Data excerpts >>
"""

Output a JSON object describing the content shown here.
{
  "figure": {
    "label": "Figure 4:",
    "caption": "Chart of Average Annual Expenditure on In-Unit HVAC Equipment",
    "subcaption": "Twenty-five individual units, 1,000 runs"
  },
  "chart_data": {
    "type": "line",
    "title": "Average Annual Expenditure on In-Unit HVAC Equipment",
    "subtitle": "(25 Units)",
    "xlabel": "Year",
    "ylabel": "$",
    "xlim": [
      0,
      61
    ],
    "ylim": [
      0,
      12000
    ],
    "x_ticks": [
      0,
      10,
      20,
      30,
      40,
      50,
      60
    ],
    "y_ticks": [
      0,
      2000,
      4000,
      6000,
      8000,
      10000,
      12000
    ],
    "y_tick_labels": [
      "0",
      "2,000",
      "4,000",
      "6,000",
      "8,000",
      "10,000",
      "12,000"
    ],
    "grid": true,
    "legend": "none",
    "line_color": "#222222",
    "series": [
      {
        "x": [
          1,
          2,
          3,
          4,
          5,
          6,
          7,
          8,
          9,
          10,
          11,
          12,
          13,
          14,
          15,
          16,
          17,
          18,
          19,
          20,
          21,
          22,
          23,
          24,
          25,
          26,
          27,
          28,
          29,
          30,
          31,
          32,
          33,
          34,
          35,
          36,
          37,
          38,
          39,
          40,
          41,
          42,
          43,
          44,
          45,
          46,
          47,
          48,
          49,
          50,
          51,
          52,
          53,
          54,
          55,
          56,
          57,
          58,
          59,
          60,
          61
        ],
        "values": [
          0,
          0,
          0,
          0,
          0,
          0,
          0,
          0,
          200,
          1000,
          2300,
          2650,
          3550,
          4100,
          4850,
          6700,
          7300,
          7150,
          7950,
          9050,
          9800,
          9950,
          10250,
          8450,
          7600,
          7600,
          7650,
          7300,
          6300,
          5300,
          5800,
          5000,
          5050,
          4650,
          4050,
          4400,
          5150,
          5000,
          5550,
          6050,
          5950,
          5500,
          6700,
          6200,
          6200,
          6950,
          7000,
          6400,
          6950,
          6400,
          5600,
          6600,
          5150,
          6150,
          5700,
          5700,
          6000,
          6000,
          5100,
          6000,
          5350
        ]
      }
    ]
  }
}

"""

Work to do >>
How many lines of the listing above include the word "Equipment"? State the number and nothing else.

Solution for this task >>
2